>> Begin SUPPLIED INFORMATION

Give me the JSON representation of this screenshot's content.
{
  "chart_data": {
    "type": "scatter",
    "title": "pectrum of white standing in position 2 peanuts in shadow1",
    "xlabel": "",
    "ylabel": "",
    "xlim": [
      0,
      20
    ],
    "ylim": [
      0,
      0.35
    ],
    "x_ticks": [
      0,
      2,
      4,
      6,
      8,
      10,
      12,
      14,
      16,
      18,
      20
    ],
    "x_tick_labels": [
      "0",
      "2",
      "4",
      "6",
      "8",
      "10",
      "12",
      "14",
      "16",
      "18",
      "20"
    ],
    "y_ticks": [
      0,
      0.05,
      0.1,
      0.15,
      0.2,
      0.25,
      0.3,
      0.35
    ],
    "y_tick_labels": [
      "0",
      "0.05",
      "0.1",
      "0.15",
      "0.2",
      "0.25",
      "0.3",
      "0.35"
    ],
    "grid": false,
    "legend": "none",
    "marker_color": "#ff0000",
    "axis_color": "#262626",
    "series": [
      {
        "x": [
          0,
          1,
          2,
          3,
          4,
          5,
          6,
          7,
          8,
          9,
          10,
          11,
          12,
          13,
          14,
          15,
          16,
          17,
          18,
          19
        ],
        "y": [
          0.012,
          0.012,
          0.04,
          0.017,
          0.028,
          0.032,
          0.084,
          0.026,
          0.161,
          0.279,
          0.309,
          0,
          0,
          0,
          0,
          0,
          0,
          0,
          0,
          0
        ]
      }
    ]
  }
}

>> End SUPPLIED INFORMATION

## SHORT EXERCISE
Extract each entry in full and write it down exactly.

## EXPECTED ANSWER
Give me the JSON representation of this screenshot's content.
{
  "chart_data": {
    "type": "scatter",
    "title": "pectrum of white standing in position 2 peanuts in shadow1",
    "xlabel": "",
    "ylabel": "",
    "xlim": [
      0,
      20
    ],
    "ylim": [
      0,
      0.35
    ],
    "x_ticks": [
      0,
      2,
      4,
      6,
      8,
      10,
      12,
      14,
      16,
      18,
      20
    ],
    "x_tick_labels": [
      "0",
      "2",
      "4",
      "6",
      "8",
      "10",
      "12",
      "14",
      "16",
      "18",
      "20"
    ],
    "y_ticks": [
      0,
      0.05,
      0.1,
      0.15,
      0.2,
      0.25,
      0.3,
      0.35
    ],
    "y_tick_labels": [
      "0",
      "0.05",
      "0.1",
      "0.15",
      "0.2",
      "0.25",
      "0.3",
      "0.35"
    ],
    "grid": false,
    "legend": "none",
    "marker_color": "#ff0000",
    "axis_color": "#262626",
    "series": [
      {
        "x": [
          0,
          1,
          2,
          3,
          4,
          5,
          6,
          7,
          8,
          9,
          10,
          11,
          12,
          13,
          14,
          15,
          16,
          17,
          18,
          19
        ],
        "y": [
          0.012,
          0.012,
          0.04,
          0.017,
          0.028,
          0.032,
          0.084,
          0.026,
          0.161,
          0.279,
          0.309,
          0,
          0,
          0,
          0,
          0,
          0,
          0,
          0,
          0
        ]
      }
    ]
  }
}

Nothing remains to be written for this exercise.